When I fit the following model, it works with no error:
model1 <- 'binary_dep ~ continuous_var1 + continuous_var2 + binary_ind'
fit <- sem(model1, data = analysis_set, ordered="binary_dep",
std.lv = TRUE)
Where 'binary_ind' is defined as numeric with values 0 or 1, 'binary_dep' is an ordered factor.
Similarly, the following model with binary_ind removed and a correlation defined between the continuous variables works with no error:
model2 <- 'binary_dep ~ continuous_var1 + continuous_var2
continuous_var1 ~~ continuous_var2'
fit <- sem(model2, data = analysis_set, ordered="binary_dep",
std.lv = TRUE)
But the model I want to run which combines these 2 ideas - the regression as well as the correlation between the continuous variables - does not work:
model3 <- 'binary_dep ~ continuous_var1 + continuous_var2 + binary_ind
continuous_var1 ~~ continuous_var2'
fit <- sem(model3, data = analysis_set, ordered="binary_dep",
std.lv = TRUE)
Error: lavaan->lav_model():
a model parameter is not defined in the LISREL representation binary_dep ~ continuous_var1. Upgrade to latent variables or consider
using representation = 'RAM'.
I've tried setting it to have representation = 'RAM', but then I see:
Error: lavaan->lav_ram():
RAM representation is not (yet) supported for categorical endogenous variables.
If I change binary_dep to be numeric and use representation = 'RAM', remove ordered = "binary_dep", then the model does run successfully, but I'm no longer predicting an ordered factor outcome, and it's instead viewing binary_dep as a continuous variable on the range 0 to 1.
Very confused what to try next... is there any way to make model3 run without error?
Thanks in advance for any help

| SOURCE DATA |
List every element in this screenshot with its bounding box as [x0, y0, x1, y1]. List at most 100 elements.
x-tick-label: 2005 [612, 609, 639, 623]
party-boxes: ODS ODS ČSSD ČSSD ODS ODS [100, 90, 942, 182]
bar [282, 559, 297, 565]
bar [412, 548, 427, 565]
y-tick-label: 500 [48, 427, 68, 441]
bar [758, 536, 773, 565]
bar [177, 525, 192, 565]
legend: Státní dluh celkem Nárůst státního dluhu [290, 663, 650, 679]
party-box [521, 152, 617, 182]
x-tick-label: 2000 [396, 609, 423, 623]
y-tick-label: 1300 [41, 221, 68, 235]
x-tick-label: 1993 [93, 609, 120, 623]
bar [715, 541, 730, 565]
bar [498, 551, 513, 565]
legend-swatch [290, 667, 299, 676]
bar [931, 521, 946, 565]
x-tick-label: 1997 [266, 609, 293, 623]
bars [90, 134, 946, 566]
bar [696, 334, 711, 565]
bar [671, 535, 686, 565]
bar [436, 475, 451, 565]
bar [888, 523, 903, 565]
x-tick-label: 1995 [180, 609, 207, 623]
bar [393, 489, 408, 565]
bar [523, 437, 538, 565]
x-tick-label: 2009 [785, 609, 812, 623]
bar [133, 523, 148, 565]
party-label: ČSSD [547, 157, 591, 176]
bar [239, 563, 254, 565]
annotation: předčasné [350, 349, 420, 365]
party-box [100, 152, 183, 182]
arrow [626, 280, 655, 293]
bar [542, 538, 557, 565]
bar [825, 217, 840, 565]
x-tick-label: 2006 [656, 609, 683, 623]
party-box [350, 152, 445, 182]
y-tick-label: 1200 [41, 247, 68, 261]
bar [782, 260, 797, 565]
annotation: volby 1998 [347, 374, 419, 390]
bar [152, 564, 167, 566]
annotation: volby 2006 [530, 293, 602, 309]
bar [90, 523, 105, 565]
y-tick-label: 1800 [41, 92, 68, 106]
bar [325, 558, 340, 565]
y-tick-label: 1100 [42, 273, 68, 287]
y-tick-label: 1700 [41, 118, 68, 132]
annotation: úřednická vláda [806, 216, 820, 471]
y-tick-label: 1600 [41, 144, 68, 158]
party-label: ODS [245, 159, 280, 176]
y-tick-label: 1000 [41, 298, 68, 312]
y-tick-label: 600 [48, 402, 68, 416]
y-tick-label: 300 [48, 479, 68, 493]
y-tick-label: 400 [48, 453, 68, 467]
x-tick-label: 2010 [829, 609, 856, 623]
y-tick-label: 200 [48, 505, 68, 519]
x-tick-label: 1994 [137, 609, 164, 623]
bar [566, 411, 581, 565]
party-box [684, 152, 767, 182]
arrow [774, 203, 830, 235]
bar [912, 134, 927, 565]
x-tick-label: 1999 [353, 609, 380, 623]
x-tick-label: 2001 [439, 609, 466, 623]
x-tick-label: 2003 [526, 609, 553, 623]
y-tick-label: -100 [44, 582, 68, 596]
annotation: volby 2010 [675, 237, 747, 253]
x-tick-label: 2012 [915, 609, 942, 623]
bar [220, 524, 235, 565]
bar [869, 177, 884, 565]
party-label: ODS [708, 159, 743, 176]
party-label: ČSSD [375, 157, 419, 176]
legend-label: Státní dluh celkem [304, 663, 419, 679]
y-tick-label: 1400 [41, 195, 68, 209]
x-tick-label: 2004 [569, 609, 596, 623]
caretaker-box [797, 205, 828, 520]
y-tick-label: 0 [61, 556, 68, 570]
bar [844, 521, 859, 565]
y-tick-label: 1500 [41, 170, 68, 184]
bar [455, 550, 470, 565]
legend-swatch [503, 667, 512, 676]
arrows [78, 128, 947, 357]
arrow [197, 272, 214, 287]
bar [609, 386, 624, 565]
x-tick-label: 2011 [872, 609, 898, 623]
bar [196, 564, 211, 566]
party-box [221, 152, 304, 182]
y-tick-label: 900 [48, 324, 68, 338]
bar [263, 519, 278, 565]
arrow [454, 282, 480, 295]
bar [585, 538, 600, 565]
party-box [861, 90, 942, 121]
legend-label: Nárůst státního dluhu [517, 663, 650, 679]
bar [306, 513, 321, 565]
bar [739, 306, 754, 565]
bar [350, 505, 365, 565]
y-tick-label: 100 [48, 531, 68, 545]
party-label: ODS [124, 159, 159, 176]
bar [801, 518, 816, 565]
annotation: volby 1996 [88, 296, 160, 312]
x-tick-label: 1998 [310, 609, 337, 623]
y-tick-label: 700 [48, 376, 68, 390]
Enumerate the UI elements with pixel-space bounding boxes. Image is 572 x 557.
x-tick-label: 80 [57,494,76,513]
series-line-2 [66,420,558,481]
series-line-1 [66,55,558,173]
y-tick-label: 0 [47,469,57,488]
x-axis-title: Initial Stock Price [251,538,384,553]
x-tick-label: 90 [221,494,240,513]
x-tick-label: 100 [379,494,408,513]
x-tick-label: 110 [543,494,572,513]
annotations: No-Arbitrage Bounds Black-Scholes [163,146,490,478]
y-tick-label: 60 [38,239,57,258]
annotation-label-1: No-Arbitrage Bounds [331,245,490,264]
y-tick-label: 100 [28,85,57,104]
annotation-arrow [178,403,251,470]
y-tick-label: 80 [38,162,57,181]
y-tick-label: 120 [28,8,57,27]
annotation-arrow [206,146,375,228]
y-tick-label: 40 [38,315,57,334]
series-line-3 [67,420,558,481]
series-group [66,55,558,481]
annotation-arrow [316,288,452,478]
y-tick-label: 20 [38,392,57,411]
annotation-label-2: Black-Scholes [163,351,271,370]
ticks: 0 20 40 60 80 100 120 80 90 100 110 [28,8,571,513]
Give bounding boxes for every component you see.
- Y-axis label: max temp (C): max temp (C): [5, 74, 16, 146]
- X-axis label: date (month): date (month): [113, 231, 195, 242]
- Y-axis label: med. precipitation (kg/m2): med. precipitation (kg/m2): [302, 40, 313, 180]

| BRIEF |
Decide whether each statement agrees with the lavaan forum post. Answer yes or no for each, and quote the post's deciding words.
1. In the post, binary_ind is numeric with values 0 or 1.
2. With representation = 'RAM', model3 runs while binary_dep remains an ordered factor.
3. Model2 keeps binary_ind among its predictors.

| REPLY TO THE TASK |
1. Yes: "Where 'binary_ind' is defined as numeric with values 0 or 1"
2. No: "RAM representation is not (yet) supported for categorical endogenous variables."
3. No: "the following model with binary_ind removed"